*Goal*.
Gather from the material every line that contains the string "результатам".
··········
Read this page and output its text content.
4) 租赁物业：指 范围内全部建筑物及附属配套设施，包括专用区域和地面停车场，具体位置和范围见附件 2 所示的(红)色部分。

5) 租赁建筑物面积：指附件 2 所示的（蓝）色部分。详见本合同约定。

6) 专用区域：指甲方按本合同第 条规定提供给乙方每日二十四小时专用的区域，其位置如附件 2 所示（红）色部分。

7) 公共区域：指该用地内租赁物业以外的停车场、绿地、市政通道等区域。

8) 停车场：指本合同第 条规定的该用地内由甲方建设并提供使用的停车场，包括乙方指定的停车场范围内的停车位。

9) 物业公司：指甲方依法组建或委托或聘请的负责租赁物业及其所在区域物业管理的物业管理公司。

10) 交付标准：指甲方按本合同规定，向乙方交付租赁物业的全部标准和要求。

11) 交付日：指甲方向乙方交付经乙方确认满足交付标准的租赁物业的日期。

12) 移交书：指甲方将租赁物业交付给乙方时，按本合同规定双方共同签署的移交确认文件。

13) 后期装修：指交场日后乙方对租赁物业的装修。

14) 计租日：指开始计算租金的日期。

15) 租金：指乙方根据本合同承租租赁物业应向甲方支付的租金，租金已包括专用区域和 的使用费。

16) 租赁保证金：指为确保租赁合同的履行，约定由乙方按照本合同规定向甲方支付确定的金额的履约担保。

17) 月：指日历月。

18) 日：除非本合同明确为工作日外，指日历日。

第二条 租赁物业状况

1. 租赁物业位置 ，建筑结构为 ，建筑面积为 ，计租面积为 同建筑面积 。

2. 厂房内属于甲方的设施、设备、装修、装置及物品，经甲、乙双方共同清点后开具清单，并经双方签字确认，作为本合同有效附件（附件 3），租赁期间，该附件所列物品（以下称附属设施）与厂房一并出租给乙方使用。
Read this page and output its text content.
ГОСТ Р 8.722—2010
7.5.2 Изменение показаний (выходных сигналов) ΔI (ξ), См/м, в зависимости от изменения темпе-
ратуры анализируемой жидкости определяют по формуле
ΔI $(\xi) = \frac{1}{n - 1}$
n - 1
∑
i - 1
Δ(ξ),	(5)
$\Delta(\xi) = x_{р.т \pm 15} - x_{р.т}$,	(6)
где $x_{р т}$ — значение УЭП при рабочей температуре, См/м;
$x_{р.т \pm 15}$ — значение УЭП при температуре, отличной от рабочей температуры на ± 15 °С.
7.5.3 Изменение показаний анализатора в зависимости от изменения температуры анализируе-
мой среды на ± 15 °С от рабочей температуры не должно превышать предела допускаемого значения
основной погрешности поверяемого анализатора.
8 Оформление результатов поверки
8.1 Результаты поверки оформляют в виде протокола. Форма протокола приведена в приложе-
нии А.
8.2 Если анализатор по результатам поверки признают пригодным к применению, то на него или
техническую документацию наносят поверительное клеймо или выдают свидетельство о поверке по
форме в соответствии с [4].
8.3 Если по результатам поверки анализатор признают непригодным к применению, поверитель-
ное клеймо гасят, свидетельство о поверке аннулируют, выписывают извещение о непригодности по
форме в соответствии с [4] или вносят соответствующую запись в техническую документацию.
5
··········
*Output of the task*.
8.2 Если анализатор по результатам поверки признают пригодным к применению, то на него или
8.3 Если по результатам поверки анализатор признают непригодным к применению, поверитель-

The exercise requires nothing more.